Pull out every line below that contains the word "text".
THE INPUT start
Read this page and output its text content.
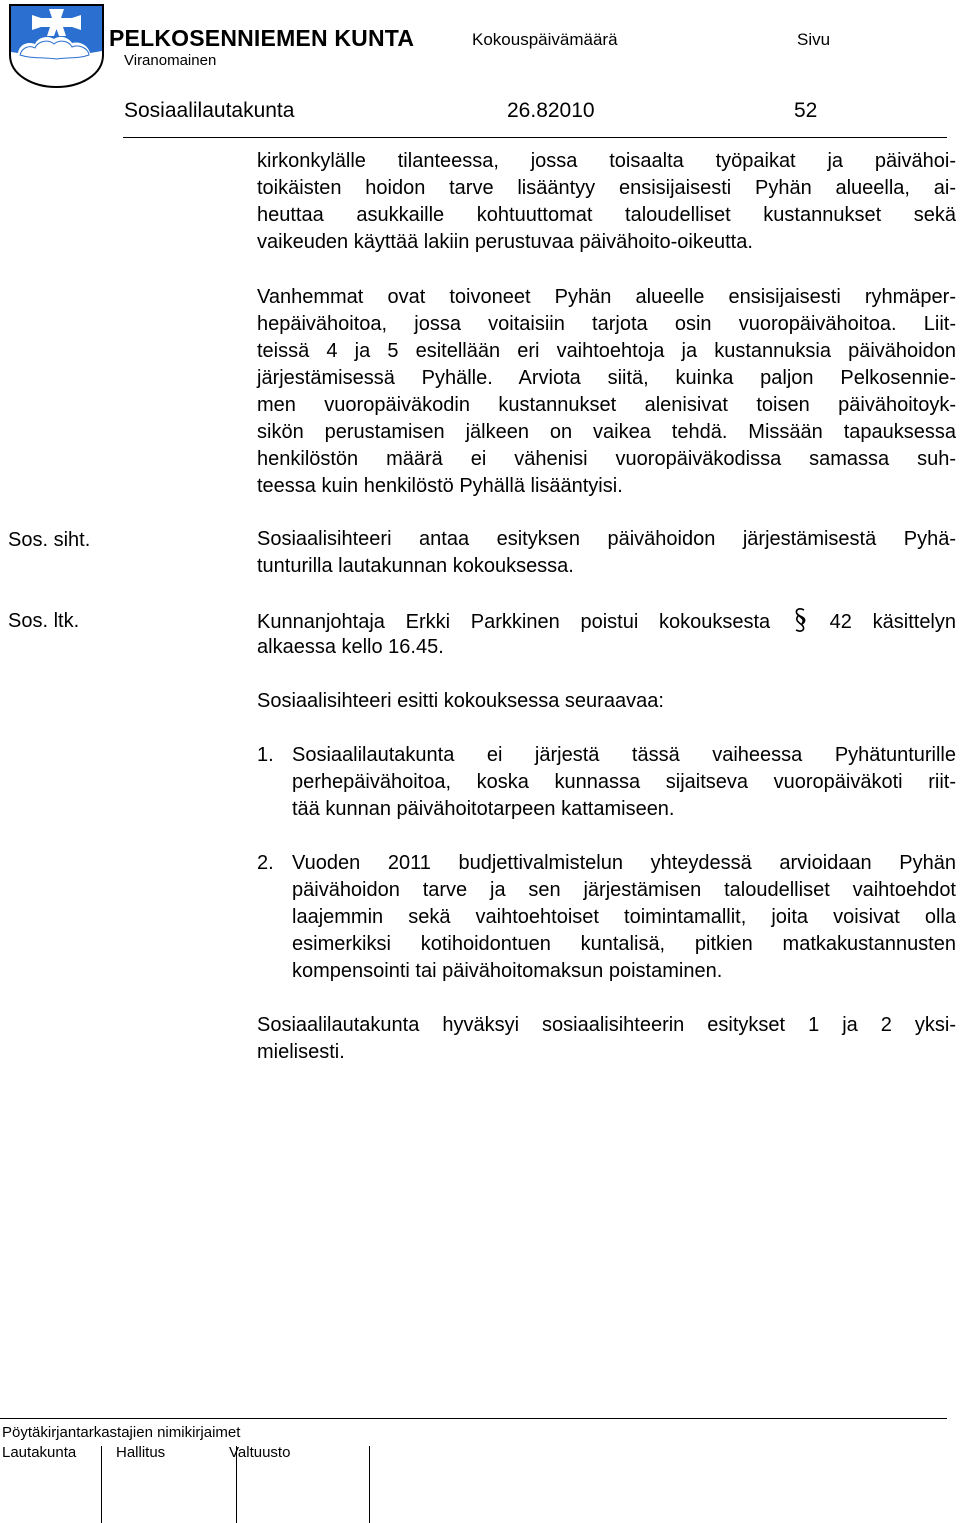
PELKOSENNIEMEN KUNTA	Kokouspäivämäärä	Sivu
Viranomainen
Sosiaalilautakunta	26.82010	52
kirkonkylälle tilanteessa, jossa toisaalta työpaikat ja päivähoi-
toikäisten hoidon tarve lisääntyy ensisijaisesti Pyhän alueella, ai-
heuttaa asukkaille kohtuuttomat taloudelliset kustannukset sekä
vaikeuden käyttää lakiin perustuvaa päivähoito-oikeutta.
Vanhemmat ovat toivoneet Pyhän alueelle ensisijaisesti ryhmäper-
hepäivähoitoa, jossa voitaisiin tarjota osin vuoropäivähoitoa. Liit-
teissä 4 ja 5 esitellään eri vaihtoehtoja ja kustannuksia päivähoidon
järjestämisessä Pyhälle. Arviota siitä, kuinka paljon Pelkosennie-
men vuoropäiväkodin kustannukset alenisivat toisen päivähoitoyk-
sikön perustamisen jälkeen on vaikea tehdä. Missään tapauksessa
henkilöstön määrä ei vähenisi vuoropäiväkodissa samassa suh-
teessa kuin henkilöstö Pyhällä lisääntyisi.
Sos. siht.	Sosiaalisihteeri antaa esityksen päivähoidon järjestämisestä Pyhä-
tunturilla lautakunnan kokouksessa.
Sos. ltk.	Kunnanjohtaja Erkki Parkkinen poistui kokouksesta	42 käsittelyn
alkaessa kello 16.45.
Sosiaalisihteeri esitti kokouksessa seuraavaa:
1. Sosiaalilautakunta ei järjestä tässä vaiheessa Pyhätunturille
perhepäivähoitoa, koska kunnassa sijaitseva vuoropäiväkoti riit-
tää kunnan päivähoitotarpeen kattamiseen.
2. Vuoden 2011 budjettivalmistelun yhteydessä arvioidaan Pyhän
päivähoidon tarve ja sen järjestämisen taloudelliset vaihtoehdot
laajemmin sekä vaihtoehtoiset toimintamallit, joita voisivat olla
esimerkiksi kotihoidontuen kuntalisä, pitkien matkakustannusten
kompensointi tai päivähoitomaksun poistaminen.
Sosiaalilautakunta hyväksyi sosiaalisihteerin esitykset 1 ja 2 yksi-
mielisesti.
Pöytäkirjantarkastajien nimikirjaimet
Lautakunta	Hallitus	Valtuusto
THE INPUT end
THE INPUT start
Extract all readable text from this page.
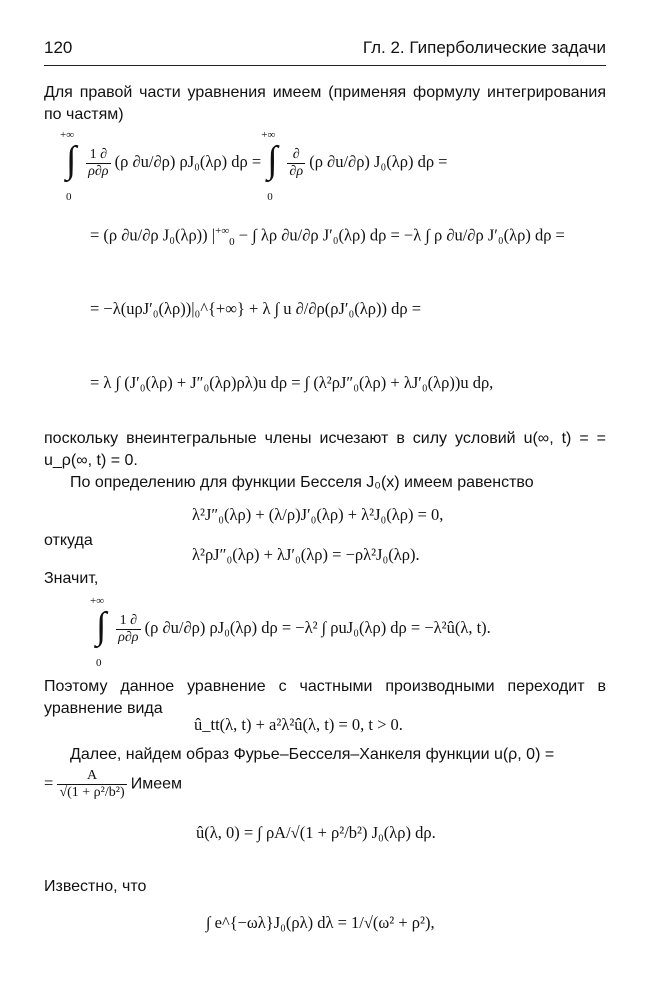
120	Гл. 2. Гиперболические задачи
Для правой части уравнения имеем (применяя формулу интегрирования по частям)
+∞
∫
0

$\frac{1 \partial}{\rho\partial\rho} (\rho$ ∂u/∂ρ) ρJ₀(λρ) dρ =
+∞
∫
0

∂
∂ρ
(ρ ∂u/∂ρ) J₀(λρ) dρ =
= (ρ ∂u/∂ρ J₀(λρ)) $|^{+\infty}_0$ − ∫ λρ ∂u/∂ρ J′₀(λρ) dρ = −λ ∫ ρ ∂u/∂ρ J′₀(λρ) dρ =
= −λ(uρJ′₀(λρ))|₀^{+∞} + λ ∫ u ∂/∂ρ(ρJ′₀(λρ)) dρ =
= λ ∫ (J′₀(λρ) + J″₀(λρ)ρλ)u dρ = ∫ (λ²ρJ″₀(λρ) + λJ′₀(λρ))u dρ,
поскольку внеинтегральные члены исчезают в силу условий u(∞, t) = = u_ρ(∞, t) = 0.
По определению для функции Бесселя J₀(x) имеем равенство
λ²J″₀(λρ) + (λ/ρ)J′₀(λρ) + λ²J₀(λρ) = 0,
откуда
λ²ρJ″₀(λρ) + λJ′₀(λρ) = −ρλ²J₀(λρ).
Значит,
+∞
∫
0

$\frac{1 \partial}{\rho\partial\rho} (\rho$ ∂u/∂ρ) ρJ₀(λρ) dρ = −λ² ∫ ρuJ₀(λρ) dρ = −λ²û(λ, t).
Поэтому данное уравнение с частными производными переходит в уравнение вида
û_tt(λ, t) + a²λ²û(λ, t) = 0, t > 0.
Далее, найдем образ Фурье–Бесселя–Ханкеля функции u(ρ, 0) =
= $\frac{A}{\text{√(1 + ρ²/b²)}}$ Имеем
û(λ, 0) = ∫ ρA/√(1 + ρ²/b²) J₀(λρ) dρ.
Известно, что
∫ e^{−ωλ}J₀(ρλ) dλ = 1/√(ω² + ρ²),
THE INPUT end
THE INPUT start
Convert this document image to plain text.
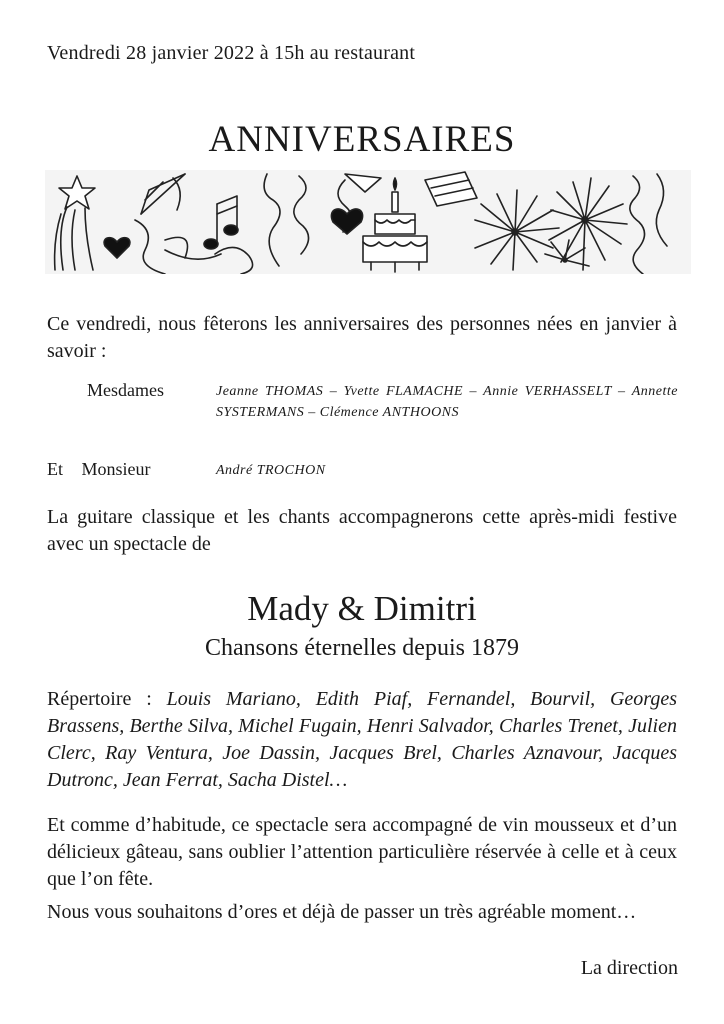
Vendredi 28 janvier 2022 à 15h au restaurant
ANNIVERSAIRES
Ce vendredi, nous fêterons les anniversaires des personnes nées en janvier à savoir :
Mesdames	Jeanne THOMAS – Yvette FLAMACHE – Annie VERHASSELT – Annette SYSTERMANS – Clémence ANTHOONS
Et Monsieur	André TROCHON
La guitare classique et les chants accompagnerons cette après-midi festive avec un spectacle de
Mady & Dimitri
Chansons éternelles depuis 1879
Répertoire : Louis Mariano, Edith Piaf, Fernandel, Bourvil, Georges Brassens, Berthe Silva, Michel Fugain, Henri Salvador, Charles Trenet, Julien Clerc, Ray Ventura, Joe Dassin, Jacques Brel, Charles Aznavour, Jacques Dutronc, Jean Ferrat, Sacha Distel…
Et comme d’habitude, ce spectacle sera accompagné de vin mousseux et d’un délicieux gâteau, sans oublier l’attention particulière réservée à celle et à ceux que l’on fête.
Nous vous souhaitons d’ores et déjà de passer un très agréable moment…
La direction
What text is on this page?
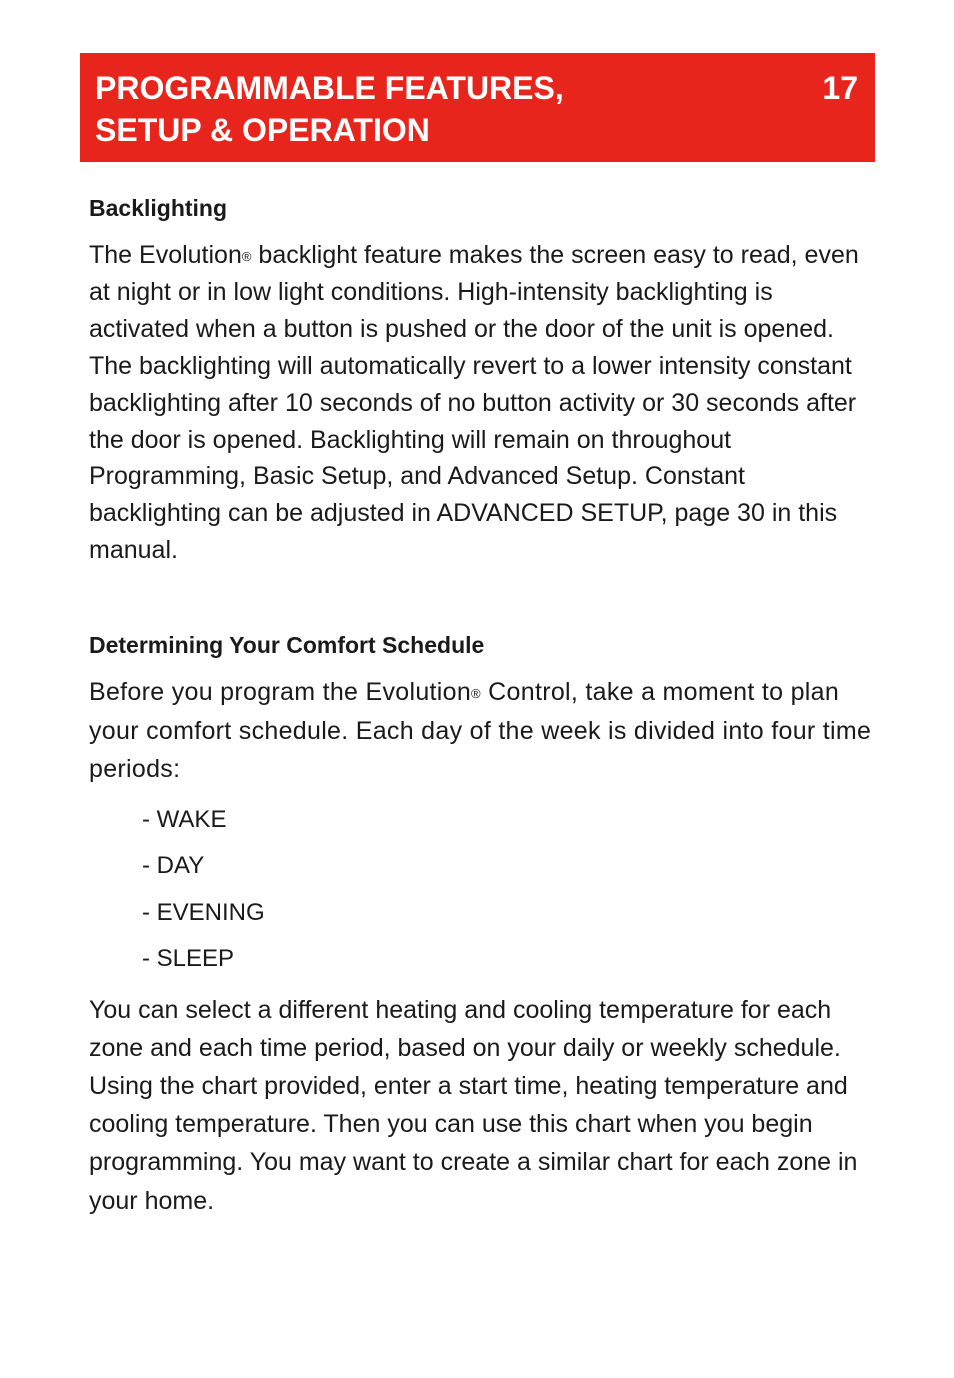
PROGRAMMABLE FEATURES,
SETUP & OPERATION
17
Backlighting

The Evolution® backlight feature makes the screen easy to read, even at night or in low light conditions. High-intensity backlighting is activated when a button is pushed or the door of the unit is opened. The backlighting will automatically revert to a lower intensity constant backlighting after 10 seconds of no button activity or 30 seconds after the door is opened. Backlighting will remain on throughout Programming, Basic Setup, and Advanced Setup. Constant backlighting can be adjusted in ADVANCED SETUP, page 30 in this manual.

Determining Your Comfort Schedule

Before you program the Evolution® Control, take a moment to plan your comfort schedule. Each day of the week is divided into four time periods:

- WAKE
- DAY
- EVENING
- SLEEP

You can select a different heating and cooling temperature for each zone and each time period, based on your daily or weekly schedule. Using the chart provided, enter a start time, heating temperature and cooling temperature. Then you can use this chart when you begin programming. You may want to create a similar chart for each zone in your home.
THE INPUT end
:: EXERCISE OUTPUT ::
Read this page and output its text content.
Extract all readable text from this page.
= $\frac{A}{\text{√(1 + ρ²/b²)}}$ Имеем
Convert this document image to plain text.
What text is on this page?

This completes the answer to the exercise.